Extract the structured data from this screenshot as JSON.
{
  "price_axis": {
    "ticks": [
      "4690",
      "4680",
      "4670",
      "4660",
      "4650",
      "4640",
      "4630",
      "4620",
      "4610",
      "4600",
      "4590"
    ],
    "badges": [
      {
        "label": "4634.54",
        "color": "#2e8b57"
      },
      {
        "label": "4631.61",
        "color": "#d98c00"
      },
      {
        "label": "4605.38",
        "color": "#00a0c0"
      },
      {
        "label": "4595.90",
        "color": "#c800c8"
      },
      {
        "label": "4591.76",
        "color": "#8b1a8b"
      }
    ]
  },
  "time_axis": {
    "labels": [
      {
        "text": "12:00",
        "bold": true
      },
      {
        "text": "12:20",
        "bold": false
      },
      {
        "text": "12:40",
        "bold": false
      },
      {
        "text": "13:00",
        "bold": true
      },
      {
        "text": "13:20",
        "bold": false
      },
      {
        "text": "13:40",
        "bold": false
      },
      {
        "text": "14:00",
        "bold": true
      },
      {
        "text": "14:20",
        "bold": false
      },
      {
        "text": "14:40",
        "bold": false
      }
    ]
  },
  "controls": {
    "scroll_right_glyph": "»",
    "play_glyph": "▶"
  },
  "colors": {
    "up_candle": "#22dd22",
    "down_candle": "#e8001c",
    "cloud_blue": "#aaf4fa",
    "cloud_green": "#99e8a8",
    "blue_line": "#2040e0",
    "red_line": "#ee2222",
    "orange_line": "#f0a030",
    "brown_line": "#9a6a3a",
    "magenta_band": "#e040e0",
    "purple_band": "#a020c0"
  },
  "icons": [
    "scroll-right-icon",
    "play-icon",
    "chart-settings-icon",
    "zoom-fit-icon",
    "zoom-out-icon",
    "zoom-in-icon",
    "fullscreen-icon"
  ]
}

GIVEN PROBLEM
From the listing above, reproduce all the lines exactly.

OUTPUT OF THE EXERCISE
Extract the structured data from this screenshot as JSON.
{
  "price_axis": {
    "ticks": [
      "4690",
      "4680",
      "4670",
      "4660",
      "4650",
      "4640",
      "4630",
      "4620",
      "4610",
      "4600",
      "4590"
    ],
    "badges": [
      {
        "label": "4634.54",
        "color": "#2e8b57"
      },
      {
        "label": "4631.61",
        "color": "#d98c00"
      },
      {
        "label": "4605.38",
        "color": "#00a0c0"
      },
      {
        "label": "4595.90",
        "color": "#c800c8"
      },
      {
        "label": "4591.76",
        "color": "#8b1a8b"
      }
    ]
  },
  "time_axis": {
    "labels": [
      {
        "text": "12:00",
        "bold": true
      },
      {
        "text": "12:20",
        "bold": false
      },
      {
        "text": "12:40",
        "bold": false
      },
      {
        "text": "13:00",
        "bold": true
      },
      {
        "text": "13:20",
        "bold": false
      },
      {
        "text": "13:40",
        "bold": false
      },
      {
        "text": "14:00",
        "bold": true
      },
      {
        "text": "14:20",
        "bold": false
      },
      {
        "text": "14:40",
        "bold": false
      }
    ]
  },
  "controls": {
    "scroll_right_glyph": "»",
    "play_glyph": "▶"
  },
  "colors": {
    "up_candle": "#22dd22",
    "down_candle": "#e8001c",
    "cloud_blue": "#aaf4fa",
    "cloud_green": "#99e8a8",
    "blue_line": "#2040e0",
    "red_line": "#ee2222",
    "orange_line": "#f0a030",
    "brown_line": "#9a6a3a",
    "magenta_band": "#e040e0",
    "purple_band": "#a020c0"
  },
  "icons": [
    "scroll-right-icon",
    "play-icon",
    "chart-settings-icon",
    "zoom-fit-icon",
    "zoom-out-icon",
    "zoom-in-icon",
    "fullscreen-icon"
  ]
}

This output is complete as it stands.